» **Exercise brief**
All of the data should be output character for character, except the pictures.

» **Rows from a dataset**
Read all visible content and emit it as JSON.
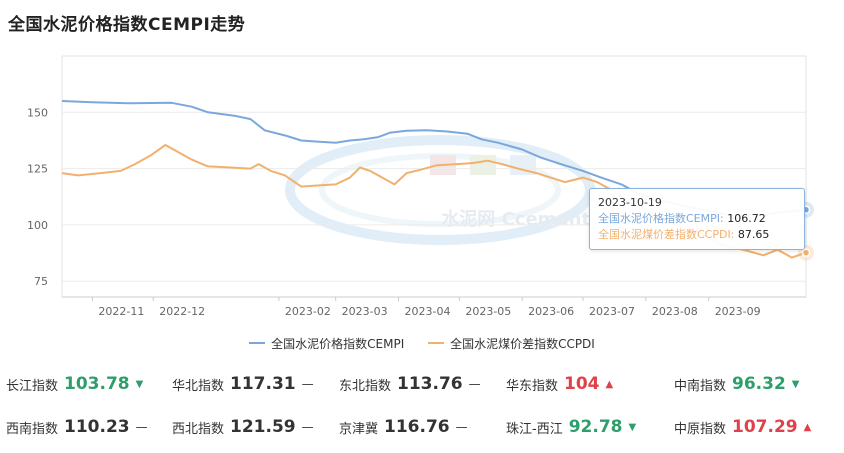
{
  "page_title": "全国水泥价格指数CEMPI走势",
  "watermark": "水泥网 Ccement.com",
  "colors": {
    "series1": "#7aa7dc",
    "series2": "#f2b06e",
    "up": "#e0404a",
    "down": "#2f9e6b",
    "flat": "#333333"
  },
  "chart_data": {
    "type": "line",
    "x_ticks": [
      "2022-11",
      "2022-12",
      "2023-02",
      "2023-03",
      "2023-04",
      "2023-05",
      "2023-06",
      "2023-07",
      "2023-08",
      "2023-09"
    ],
    "y_ticks": [
      "150",
      "125",
      "100",
      "75"
    ],
    "ylim": [
      68,
      175
    ],
    "grid": true,
    "legend_position": "bottom",
    "x_range": [
      "2022-10-17",
      "2023-10-19"
    ],
    "series": [
      {
        "name": "全国水泥价格指数CEMPI",
        "points": [
          [
            "2022-10-17",
            155.0
          ],
          [
            "2022-11-01",
            154.5
          ],
          [
            "2022-11-20",
            154.0
          ],
          [
            "2022-12-10",
            154.2
          ],
          [
            "2022-12-20",
            152.5
          ],
          [
            "2022-12-28",
            150.0
          ],
          [
            "2023-01-10",
            148.5
          ],
          [
            "2023-01-18",
            147.0
          ],
          [
            "2023-01-25",
            142.0
          ],
          [
            "2023-02-05",
            139.5
          ],
          [
            "2023-02-12",
            137.5
          ],
          [
            "2023-02-20",
            137.0
          ],
          [
            "2023-03-01",
            136.5
          ],
          [
            "2023-03-08",
            137.5
          ],
          [
            "2023-03-15",
            138.0
          ],
          [
            "2023-03-22",
            139.0
          ],
          [
            "2023-03-28",
            141.0
          ],
          [
            "2023-04-05",
            141.8
          ],
          [
            "2023-04-15",
            142.0
          ],
          [
            "2023-04-25",
            141.5
          ],
          [
            "2023-05-05",
            140.5
          ],
          [
            "2023-05-12",
            138.0
          ],
          [
            "2023-05-20",
            136.5
          ],
          [
            "2023-06-01",
            133.5
          ],
          [
            "2023-06-10",
            130.0
          ],
          [
            "2023-06-20",
            127.0
          ],
          [
            "2023-07-01",
            124.0
          ],
          [
            "2023-07-10",
            121.0
          ],
          [
            "2023-07-20",
            118.0
          ],
          [
            "2023-07-28",
            114.0
          ],
          [
            "2023-08-10",
            110.5
          ],
          [
            "2023-08-25",
            107.5
          ],
          [
            "2023-09-10",
            104.5
          ],
          [
            "2023-09-25",
            104.0
          ],
          [
            "2023-10-05",
            105.5
          ],
          [
            "2023-10-19",
            106.72
          ]
        ]
      },
      {
        "name": "全国水泥煤价差指数CCPDI",
        "points": [
          [
            "2022-10-17",
            123.0
          ],
          [
            "2022-10-25",
            122.0
          ],
          [
            "2022-11-05",
            123.0
          ],
          [
            "2022-11-15",
            124.0
          ],
          [
            "2022-11-22",
            127.0
          ],
          [
            "2022-11-30",
            131.0
          ],
          [
            "2022-12-07",
            135.5
          ],
          [
            "2022-12-14",
            132.0
          ],
          [
            "2022-12-20",
            129.0
          ],
          [
            "2022-12-28",
            126.0
          ],
          [
            "2023-01-08",
            125.5
          ],
          [
            "2023-01-18",
            125.0
          ],
          [
            "2023-01-22",
            127.0
          ],
          [
            "2023-01-28",
            124.0
          ],
          [
            "2023-02-04",
            122.0
          ],
          [
            "2023-02-12",
            117.0
          ],
          [
            "2023-02-20",
            117.5
          ],
          [
            "2023-03-01",
            118.0
          ],
          [
            "2023-03-08",
            121.0
          ],
          [
            "2023-03-13",
            125.5
          ],
          [
            "2023-03-18",
            124.0
          ],
          [
            "2023-03-24",
            121.0
          ],
          [
            "2023-03-30",
            118.0
          ],
          [
            "2023-04-05",
            123.0
          ],
          [
            "2023-04-12",
            124.5
          ],
          [
            "2023-04-20",
            126.5
          ],
          [
            "2023-04-30",
            127.0
          ],
          [
            "2023-05-08",
            127.5
          ],
          [
            "2023-05-15",
            128.5
          ],
          [
            "2023-05-22",
            127.0
          ],
          [
            "2023-05-30",
            125.0
          ],
          [
            "2023-06-08",
            123.0
          ],
          [
            "2023-06-15",
            121.0
          ],
          [
            "2023-06-22",
            119.0
          ],
          [
            "2023-07-01",
            121.0
          ],
          [
            "2023-07-08",
            119.0
          ],
          [
            "2023-07-16",
            115.0
          ],
          [
            "2023-07-24",
            110.0
          ],
          [
            "2023-08-05",
            104.5
          ],
          [
            "2023-08-18",
            99.0
          ],
          [
            "2023-08-28",
            96.0
          ],
          [
            "2023-09-08",
            91.0
          ],
          [
            "2023-09-20",
            88.5
          ],
          [
            "2023-09-28",
            86.5
          ],
          [
            "2023-10-05",
            89.0
          ],
          [
            "2023-10-12",
            85.5
          ],
          [
            "2023-10-19",
            87.65
          ]
        ]
      }
    ]
  },
  "tooltip": {
    "date": "2023-10-19",
    "s1_label": "全国水泥价格指数CEMPI",
    "s1_value": "106.72",
    "s2_label": "全国水泥煤价差指数CCPDI",
    "s2_value": "87.65"
  },
  "regional_indices": [
    {
      "name": "长江指数",
      "value": "103.78",
      "trend": "down"
    },
    {
      "name": "华北指数",
      "value": "117.31",
      "trend": "flat"
    },
    {
      "name": "东北指数",
      "value": "113.76",
      "trend": "flat"
    },
    {
      "name": "华东指数",
      "value": "104",
      "trend": "up"
    },
    {
      "name": "中南指数",
      "value": "96.32",
      "trend": "down"
    },
    {
      "name": "西南指数",
      "value": "110.23",
      "trend": "flat"
    },
    {
      "name": "西北指数",
      "value": "121.59",
      "trend": "flat"
    },
    {
      "name": "京津冀",
      "value": "116.76",
      "trend": "flat"
    },
    {
      "name": "珠江-西江",
      "value": "92.78",
      "trend": "down"
    },
    {
      "name": "中原指数",
      "value": "107.29",
      "trend": "up"
    }
  ]
}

» **Written answer**
Read all visible content and emit it as JSON.
{
  "page_title": "全国水泥价格指数CEMPI走势",
  "watermark": "水泥网 Ccement.com",
  "colors": {
    "series1": "#7aa7dc",
    "series2": "#f2b06e",
    "up": "#e0404a",
    "down": "#2f9e6b",
    "flat": "#333333"
  },
  "chart_data": {
    "type": "line",
    "x_ticks": [
      "2022-11",
      "2022-12",
      "2023-02",
      "2023-03",
      "2023-04",
      "2023-05",
      "2023-06",
      "2023-07",
      "2023-08",
      "2023-09"
    ],
    "y_ticks": [
      "150",
      "125",
      "100",
      "75"
    ],
    "ylim": [
      68,
      175
    ],
    "grid": true,
    "legend_position": "bottom",
    "x_range": [
      "2022-10-17",
      "2023-10-19"
    ],
    "series": [
      {
        "name": "全国水泥价格指数CEMPI",
        "points": [
          [
            "2022-10-17",
            155.0
          ],
          [
            "2022-11-01",
            154.5
          ],
          [
            "2022-11-20",
            154.0
          ],
          [
            "2022-12-10",
            154.2
          ],
          [
            "2022-12-20",
            152.5
          ],
          [
            "2022-12-28",
            150.0
          ],
          [
            "2023-01-10",
            148.5
          ],
          [
            "2023-01-18",
            147.0
          ],
          [
            "2023-01-25",
            142.0
          ],
          [
            "2023-02-05",
            139.5
          ],
          [
            "2023-02-12",
            137.5
          ],
          [
            "2023-02-20",
            137.0
          ],
          [
            "2023-03-01",
            136.5
          ],
          [
            "2023-03-08",
            137.5
          ],
          [
            "2023-03-15",
            138.0
          ],
          [
            "2023-03-22",
            139.0
          ],
          [
            "2023-03-28",
            141.0
          ],
          [
            "2023-04-05",
            141.8
          ],
          [
            "2023-04-15",
            142.0
          ],
          [
            "2023-04-25",
            141.5
          ],
          [
            "2023-05-05",
            140.5
          ],
          [
            "2023-05-12",
            138.0
          ],
          [
            "2023-05-20",
            136.5
          ],
          [
            "2023-06-01",
            133.5
          ],
          [
            "2023-06-10",
            130.0
          ],
          [
            "2023-06-20",
            127.0
          ],
          [
            "2023-07-01",
            124.0
          ],
          [
            "2023-07-10",
            121.0
          ],
          [
            "2023-07-20",
            118.0
          ],
          [
            "2023-07-28",
            114.0
          ],
          [
            "2023-08-10",
            110.5
          ],
          [
            "2023-08-25",
            107.5
          ],
          [
            "2023-09-10",
            104.5
          ],
          [
            "2023-09-25",
            104.0
          ],
          [
            "2023-10-05",
            105.5
          ],
          [
            "2023-10-19",
            106.72
          ]
        ]
      },
      {
        "name": "全国水泥煤价差指数CCPDI",
        "points": [
          [
            "2022-10-17",
            123.0
          ],
          [
            "2022-10-25",
            122.0
          ],
          [
            "2022-11-05",
            123.0
          ],
          [
            "2022-11-15",
            124.0
          ],
          [
            "2022-11-22",
            127.0
          ],
          [
            "2022-11-30",
            131.0
          ],
          [
            "2022-12-07",
            135.5
          ],
          [
            "2022-12-14",
            132.0
          ],
          [
            "2022-12-20",
            129.0
          ],
          [
            "2022-12-28",
            126.0
          ],
          [
            "2023-01-08",
            125.5
          ],
          [
            "2023-01-18",
            125.0
          ],
          [
            "2023-01-22",
            127.0
          ],
          [
            "2023-01-28",
            124.0
          ],
          [
            "2023-02-04",
            122.0
          ],
          [
            "2023-02-12",
            117.0
          ],
          [
            "2023-02-20",
            117.5
          ],
          [
            "2023-03-01",
            118.0
          ],
          [
            "2023-03-08",
            121.0
          ],
          [
            "2023-03-13",
            125.5
          ],
          [
            "2023-03-18",
            124.0
          ],
          [
            "2023-03-24",
            121.0
          ],
          [
            "2023-03-30",
            118.0
          ],
          [
            "2023-04-05",
            123.0
          ],
          [
            "2023-04-12",
            124.5
          ],
          [
            "2023-04-20",
            126.5
          ],
          [
            "2023-04-30",
            127.0
          ],
          [
            "2023-05-08",
            127.5
          ],
          [
            "2023-05-15",
            128.5
          ],
          [
            "2023-05-22",
            127.0
          ],
          [
            "2023-05-30",
            125.0
          ],
          [
            "2023-06-08",
            123.0
          ],
          [
            "2023-06-15",
            121.0
          ],
          [
            "2023-06-22",
            119.0
          ],
          [
            "2023-07-01",
            121.0
          ],
          [
            "2023-07-08",
            119.0
          ],
          [
            "2023-07-16",
            115.0
          ],
          [
            "2023-07-24",
            110.0
          ],
          [
            "2023-08-05",
            104.5
          ],
          [
            "2023-08-18",
            99.0
          ],
          [
            "2023-08-28",
            96.0
          ],
          [
            "2023-09-08",
            91.0
          ],
          [
            "2023-09-20",
            88.5
          ],
          [
            "2023-09-28",
            86.5
          ],
          [
            "2023-10-05",
            89.0
          ],
          [
            "2023-10-12",
            85.5
          ],
          [
            "2023-10-19",
            87.65
          ]
        ]
      }
    ]
  },
  "tooltip": {
    "date": "2023-10-19",
    "s1_label": "全国水泥价格指数CEMPI",
    "s1_value": "106.72",
    "s2_label": "全国水泥煤价差指数CCPDI",
    "s2_value": "87.65"
  },
  "regional_indices": [
    {
      "name": "长江指数",
      "value": "103.78",
      "trend": "down"
    },
    {
      "name": "华北指数",
      "value": "117.31",
      "trend": "flat"
    },
    {
      "name": "东北指数",
      "value": "113.76",
      "trend": "flat"
    },
    {
      "name": "华东指数",
      "value": "104",
      "trend": "up"
    },
    {
      "name": "中南指数",
      "value": "96.32",
      "trend": "down"
    },
    {
      "name": "西南指数",
      "value": "110.23",
      "trend": "flat"
    },
    {
      "name": "西北指数",
      "value": "121.59",
      "trend": "flat"
    },
    {
      "name": "京津冀",
      "value": "116.76",
      "trend": "flat"
    },
    {
      "name": "珠江-西江",
      "value": "92.78",
      "trend": "down"
    },
    {
      "name": "中原指数",
      "value": "107.29",
      "trend": "up"
    }
  ]
}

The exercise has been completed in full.